OBJECTIVE: For each line of the data below that holds "JSON", copy the line.

─── EXERCISE INPUT ───

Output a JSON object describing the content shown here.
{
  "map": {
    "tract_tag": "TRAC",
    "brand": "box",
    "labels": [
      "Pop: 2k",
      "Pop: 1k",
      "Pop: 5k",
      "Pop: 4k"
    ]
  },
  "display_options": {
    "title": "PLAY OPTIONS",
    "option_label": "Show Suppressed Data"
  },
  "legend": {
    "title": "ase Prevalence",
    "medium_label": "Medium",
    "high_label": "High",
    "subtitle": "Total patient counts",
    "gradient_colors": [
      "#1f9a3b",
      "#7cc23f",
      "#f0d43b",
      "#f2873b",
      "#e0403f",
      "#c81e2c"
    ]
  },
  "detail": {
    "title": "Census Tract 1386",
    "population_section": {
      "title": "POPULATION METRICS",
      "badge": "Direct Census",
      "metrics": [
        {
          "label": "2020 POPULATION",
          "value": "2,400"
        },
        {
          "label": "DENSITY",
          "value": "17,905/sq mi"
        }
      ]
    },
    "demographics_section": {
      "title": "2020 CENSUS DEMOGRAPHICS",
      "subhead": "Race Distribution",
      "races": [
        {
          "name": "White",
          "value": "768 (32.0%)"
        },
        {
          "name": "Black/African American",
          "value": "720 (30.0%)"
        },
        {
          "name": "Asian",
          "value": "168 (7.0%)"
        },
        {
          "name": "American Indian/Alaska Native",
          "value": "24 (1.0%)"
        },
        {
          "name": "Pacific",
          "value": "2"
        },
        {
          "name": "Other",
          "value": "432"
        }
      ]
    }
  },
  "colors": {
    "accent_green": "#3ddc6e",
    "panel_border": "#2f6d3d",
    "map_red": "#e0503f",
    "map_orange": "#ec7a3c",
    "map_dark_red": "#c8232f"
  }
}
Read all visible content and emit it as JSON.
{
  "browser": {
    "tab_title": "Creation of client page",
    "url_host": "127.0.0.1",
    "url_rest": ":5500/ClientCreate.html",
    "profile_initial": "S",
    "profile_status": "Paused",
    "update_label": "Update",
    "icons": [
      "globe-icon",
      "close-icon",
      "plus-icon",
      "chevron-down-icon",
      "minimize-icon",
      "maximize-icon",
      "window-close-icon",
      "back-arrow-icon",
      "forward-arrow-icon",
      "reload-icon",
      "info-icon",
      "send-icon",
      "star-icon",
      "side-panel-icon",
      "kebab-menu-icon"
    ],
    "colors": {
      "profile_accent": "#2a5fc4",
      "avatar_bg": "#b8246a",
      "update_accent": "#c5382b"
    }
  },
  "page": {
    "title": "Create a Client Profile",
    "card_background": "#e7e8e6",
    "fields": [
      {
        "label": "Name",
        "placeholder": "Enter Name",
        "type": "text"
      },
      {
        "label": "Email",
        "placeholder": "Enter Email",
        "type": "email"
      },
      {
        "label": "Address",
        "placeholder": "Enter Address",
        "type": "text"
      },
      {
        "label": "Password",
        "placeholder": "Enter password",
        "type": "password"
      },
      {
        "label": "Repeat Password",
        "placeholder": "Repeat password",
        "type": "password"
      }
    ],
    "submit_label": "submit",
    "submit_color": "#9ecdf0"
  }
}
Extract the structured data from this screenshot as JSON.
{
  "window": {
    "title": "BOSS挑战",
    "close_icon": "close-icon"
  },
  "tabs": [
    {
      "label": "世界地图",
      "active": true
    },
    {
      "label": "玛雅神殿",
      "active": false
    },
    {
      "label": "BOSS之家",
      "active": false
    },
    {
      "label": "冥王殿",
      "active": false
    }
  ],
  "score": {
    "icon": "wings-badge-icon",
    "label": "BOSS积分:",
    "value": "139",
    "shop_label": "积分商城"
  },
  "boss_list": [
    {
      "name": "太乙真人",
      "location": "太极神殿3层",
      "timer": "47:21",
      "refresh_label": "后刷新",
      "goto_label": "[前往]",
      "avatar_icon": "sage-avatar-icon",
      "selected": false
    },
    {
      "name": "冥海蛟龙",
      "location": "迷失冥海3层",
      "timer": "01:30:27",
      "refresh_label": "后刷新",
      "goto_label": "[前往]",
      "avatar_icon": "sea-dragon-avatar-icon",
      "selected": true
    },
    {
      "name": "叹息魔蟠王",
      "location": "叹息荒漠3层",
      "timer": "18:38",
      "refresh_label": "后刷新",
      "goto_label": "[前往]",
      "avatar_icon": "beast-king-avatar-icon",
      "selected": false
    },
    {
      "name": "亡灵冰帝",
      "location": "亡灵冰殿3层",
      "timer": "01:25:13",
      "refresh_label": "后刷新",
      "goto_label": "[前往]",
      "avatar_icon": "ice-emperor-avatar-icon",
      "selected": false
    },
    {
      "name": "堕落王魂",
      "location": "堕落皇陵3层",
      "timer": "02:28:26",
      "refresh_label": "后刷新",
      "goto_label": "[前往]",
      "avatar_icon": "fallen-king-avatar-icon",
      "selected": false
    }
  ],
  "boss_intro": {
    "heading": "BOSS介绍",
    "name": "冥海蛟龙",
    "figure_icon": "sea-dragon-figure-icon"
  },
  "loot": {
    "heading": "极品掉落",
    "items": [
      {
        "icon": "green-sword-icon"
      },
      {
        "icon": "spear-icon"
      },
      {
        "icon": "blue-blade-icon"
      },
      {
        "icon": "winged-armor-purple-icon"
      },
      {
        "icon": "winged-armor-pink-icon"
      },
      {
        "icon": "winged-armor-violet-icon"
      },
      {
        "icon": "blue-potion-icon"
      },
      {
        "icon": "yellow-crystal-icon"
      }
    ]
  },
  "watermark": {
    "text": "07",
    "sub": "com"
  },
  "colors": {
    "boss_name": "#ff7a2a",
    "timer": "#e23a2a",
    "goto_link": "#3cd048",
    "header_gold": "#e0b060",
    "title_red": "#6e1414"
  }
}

───

RESULT:
Output a JSON object describing the content shown here.
Read all visible content and emit it as JSON.
Extract the structured data from this screenshot as JSON.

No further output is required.